Reproduce the listing below verbatim, one line at a time.

- - -

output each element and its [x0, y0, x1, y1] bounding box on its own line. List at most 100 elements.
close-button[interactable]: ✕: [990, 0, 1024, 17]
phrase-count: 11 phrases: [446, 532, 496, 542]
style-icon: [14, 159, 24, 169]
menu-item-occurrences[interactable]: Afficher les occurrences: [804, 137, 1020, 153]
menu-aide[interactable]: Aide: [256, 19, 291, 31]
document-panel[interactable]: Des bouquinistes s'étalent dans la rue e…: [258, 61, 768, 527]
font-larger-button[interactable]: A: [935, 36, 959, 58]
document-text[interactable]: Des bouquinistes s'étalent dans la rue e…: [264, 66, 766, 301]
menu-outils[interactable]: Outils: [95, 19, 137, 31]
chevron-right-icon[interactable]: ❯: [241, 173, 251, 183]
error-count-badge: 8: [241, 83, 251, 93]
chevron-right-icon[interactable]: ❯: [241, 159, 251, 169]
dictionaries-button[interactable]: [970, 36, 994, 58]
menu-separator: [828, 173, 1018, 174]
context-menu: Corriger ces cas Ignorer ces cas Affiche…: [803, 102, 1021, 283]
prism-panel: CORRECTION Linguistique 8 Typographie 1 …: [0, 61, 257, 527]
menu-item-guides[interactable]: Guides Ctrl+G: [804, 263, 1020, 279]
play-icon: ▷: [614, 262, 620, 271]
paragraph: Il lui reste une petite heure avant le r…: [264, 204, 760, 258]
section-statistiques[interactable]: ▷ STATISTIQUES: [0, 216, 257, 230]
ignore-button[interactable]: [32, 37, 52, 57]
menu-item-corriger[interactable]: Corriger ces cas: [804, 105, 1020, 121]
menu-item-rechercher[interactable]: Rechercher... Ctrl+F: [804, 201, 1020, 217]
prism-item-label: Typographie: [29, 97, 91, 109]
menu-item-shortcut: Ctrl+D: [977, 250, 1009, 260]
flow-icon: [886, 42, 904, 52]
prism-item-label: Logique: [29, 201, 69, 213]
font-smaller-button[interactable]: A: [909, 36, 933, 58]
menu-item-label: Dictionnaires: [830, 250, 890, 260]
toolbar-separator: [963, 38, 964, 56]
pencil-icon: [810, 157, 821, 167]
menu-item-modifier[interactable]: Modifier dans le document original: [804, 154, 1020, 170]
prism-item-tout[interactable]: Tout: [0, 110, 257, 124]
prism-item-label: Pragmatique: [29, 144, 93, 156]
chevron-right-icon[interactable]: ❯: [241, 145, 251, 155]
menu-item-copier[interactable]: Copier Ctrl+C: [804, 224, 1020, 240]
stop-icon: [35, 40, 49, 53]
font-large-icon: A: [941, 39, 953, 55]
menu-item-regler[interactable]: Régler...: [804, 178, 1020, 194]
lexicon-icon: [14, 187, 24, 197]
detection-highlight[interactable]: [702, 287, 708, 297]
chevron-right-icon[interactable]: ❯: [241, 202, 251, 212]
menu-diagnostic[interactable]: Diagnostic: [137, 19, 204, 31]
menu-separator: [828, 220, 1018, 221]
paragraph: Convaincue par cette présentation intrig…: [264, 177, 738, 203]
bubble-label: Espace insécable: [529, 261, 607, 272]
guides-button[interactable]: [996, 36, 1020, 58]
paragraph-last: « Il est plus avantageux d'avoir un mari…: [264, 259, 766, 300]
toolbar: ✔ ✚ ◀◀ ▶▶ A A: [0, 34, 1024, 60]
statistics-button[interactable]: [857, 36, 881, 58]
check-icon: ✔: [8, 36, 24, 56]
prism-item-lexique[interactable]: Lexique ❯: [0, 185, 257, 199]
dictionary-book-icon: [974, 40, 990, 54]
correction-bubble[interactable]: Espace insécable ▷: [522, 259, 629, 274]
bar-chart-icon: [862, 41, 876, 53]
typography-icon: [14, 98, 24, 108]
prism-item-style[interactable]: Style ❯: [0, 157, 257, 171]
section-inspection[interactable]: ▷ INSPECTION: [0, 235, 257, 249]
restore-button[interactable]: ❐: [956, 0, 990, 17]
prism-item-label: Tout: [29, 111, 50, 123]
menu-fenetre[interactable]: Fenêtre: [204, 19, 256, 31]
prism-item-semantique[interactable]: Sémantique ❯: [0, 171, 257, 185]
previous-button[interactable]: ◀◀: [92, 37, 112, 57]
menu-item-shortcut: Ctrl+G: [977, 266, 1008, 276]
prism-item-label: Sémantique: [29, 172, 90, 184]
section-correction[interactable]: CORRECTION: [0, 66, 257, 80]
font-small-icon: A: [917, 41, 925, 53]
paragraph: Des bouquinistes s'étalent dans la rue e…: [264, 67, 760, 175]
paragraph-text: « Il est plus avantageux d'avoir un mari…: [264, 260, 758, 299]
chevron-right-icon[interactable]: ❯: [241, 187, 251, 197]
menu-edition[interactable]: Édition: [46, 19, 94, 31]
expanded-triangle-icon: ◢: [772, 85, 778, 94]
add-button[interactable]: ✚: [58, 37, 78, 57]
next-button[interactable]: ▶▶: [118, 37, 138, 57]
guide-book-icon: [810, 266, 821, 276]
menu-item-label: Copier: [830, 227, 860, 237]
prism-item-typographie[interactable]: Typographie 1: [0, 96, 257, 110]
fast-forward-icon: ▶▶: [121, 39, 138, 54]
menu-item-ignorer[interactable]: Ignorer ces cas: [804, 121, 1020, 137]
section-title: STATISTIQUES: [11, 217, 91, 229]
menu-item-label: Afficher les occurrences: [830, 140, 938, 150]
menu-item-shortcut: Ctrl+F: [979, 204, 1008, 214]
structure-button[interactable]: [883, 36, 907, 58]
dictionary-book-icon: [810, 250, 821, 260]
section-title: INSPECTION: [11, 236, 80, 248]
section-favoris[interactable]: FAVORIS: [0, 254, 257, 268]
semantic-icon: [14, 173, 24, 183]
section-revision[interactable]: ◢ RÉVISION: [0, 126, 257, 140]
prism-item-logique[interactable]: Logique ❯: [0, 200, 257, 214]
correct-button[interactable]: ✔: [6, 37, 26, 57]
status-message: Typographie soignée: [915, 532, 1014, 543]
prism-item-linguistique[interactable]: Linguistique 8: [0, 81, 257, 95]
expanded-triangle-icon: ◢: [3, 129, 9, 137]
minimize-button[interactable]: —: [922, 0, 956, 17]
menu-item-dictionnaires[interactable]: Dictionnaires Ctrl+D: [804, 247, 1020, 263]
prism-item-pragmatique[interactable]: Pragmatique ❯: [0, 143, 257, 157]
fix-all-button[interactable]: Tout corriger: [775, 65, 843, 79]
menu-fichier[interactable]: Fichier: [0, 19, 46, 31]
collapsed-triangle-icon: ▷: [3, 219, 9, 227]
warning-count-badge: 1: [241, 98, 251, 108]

- - -

## Response to this task:
output each element and its [x0, y0, x1, y1] bounding box on its own line. List at most 100 elements.
close-button[interactable]: ✕: [990, 0, 1024, 17]
phrase-count: 11 phrases: [446, 532, 496, 542]
style-icon: [14, 159, 24, 169]
menu-item-occurrences[interactable]: Afficher les occurrences: [804, 137, 1020, 153]
menu-aide[interactable]: Aide: [256, 19, 291, 31]
document-panel[interactable]: Des bouquinistes s'étalent dans la rue e…: [258, 61, 768, 527]
font-larger-button[interactable]: A: [935, 36, 959, 58]
document-text[interactable]: Des bouquinistes s'étalent dans la rue e…: [264, 66, 766, 301]
menu-outils[interactable]: Outils: [95, 19, 137, 31]
chevron-right-icon[interactable]: ❯: [241, 173, 251, 183]
error-count-badge: 8: [241, 83, 251, 93]
chevron-right-icon[interactable]: ❯: [241, 159, 251, 169]
dictionaries-button[interactable]: [970, 36, 994, 58]
menu-separator: [828, 173, 1018, 174]
context-menu: Corriger ces cas Ignorer ces cas Affiche…: [803, 102, 1021, 283]
prism-panel: CORRECTION Linguistique 8 Typographie 1 …: [0, 61, 257, 527]
menu-item-guides[interactable]: Guides Ctrl+G: [804, 263, 1020, 279]
play-icon: ▷: [614, 262, 620, 271]
paragraph: Il lui reste une petite heure avant le r…: [264, 204, 760, 258]
section-statistiques[interactable]: ▷ STATISTIQUES: [0, 216, 257, 230]
ignore-button[interactable]: [32, 37, 52, 57]
menu-item-corriger[interactable]: Corriger ces cas: [804, 105, 1020, 121]
menu-item-rechercher[interactable]: Rechercher... Ctrl+F: [804, 201, 1020, 217]
prism-item-label: Typographie: [29, 97, 91, 109]
menu-item-shortcut: Ctrl+D: [977, 250, 1009, 260]
flow-icon: [886, 42, 904, 52]
prism-item-label: Logique: [29, 201, 69, 213]
font-smaller-button[interactable]: A: [909, 36, 933, 58]
menu-item-label: Dictionnaires: [830, 250, 890, 260]
toolbar-separator: [963, 38, 964, 56]
pencil-icon: [810, 157, 821, 167]
menu-item-modifier[interactable]: Modifier dans le document original: [804, 154, 1020, 170]
prism-item-tout[interactable]: Tout: [0, 110, 257, 124]
prism-item-label: Pragmatique: [29, 144, 93, 156]
chevron-right-icon[interactable]: ❯: [241, 145, 251, 155]
menu-item-copier[interactable]: Copier Ctrl+C: [804, 224, 1020, 240]
stop-icon: [35, 40, 49, 53]
font-large-icon: A: [941, 39, 953, 55]
menu-item-regler[interactable]: Régler...: [804, 178, 1020, 194]
lexicon-icon: [14, 187, 24, 197]
detection-highlight[interactable]: [702, 287, 708, 297]
chevron-right-icon[interactable]: ❯: [241, 202, 251, 212]
menu-diagnostic[interactable]: Diagnostic: [137, 19, 204, 31]
menu-separator: [828, 220, 1018, 221]
paragraph: Convaincue par cette présentation intrig…: [264, 177, 738, 203]
bubble-label: Espace insécable: [529, 261, 607, 272]
guides-button[interactable]: [996, 36, 1020, 58]
paragraph-last: « Il est plus avantageux d'avoir un mari…: [264, 259, 766, 300]
toolbar: ✔ ✚ ◀◀ ▶▶ A A: [0, 34, 1024, 60]
statistics-button[interactable]: [857, 36, 881, 58]
check-icon: ✔: [8, 36, 24, 56]
prism-item-lexique[interactable]: Lexique ❯: [0, 185, 257, 199]
dictionary-book-icon: [974, 40, 990, 54]
correction-bubble[interactable]: Espace insécable ▷: [522, 259, 629, 274]
bar-chart-icon: [862, 41, 876, 53]
typography-icon: [14, 98, 24, 108]
prism-item-style[interactable]: Style ❯: [0, 157, 257, 171]
section-inspection[interactable]: ▷ INSPECTION: [0, 235, 257, 249]
restore-button[interactable]: ❐: [956, 0, 990, 17]
prism-item-label: Tout: [29, 111, 50, 123]
menu-fenetre[interactable]: Fenêtre: [204, 19, 256, 31]
prism-item-semantique[interactable]: Sémantique ❯: [0, 171, 257, 185]
previous-button[interactable]: ◀◀: [92, 37, 112, 57]
menu-item-shortcut: Ctrl+G: [977, 266, 1008, 276]
prism-item-label: Sémantique: [29, 172, 90, 184]
section-correction[interactable]: CORRECTION: [0, 66, 257, 80]
font-small-icon: A: [917, 41, 925, 53]
paragraph: Des bouquinistes s'étalent dans la rue e…: [264, 67, 760, 175]
paragraph-text: « Il est plus avantageux d'avoir un mari…: [264, 260, 758, 299]
chevron-right-icon[interactable]: ❯: [241, 187, 251, 197]
menu-edition[interactable]: Édition: [46, 19, 94, 31]
expanded-triangle-icon: ◢: [772, 85, 778, 94]
add-button[interactable]: ✚: [58, 37, 78, 57]
next-button[interactable]: ▶▶: [118, 37, 138, 57]
guide-book-icon: [810, 266, 821, 276]
menu-item-label: Copier: [830, 227, 860, 237]
prism-item-typographie[interactable]: Typographie 1: [0, 96, 257, 110]
fast-forward-icon: ▶▶: [121, 39, 138, 54]
menu-item-ignorer[interactable]: Ignorer ces cas: [804, 121, 1020, 137]
section-title: STATISTIQUES: [11, 217, 91, 229]
menu-item-label: Afficher les occurrences: [830, 140, 938, 150]
menu-item-shortcut: Ctrl+F: [979, 204, 1008, 214]
structure-button[interactable]: [883, 36, 907, 58]
dictionary-book-icon: [810, 250, 821, 260]
section-title: INSPECTION: [11, 236, 80, 248]
section-favoris[interactable]: FAVORIS: [0, 254, 257, 268]
semantic-icon: [14, 173, 24, 183]
section-revision[interactable]: ◢ RÉVISION: [0, 126, 257, 140]
prism-item-logique[interactable]: Logique ❯: [0, 200, 257, 214]
correct-button[interactable]: ✔: [6, 37, 26, 57]
status-message: Typographie soignée: [915, 532, 1014, 543]
prism-item-linguistique[interactable]: Linguistique 8: [0, 81, 257, 95]
expanded-triangle-icon: ◢: [3, 129, 9, 137]
minimize-button[interactable]: —: [922, 0, 956, 17]
menu-item-dictionnaires[interactable]: Dictionnaires Ctrl+D: [804, 247, 1020, 263]
prism-item-pragmatique[interactable]: Pragmatique ❯: [0, 143, 257, 157]
fix-all-button[interactable]: Tout corriger: [775, 65, 843, 79]
menu-fichier[interactable]: Fichier: [0, 19, 46, 31]
collapsed-triangle-icon: ▷: [3, 219, 9, 227]
warning-count-badge: 1: [241, 98, 251, 108]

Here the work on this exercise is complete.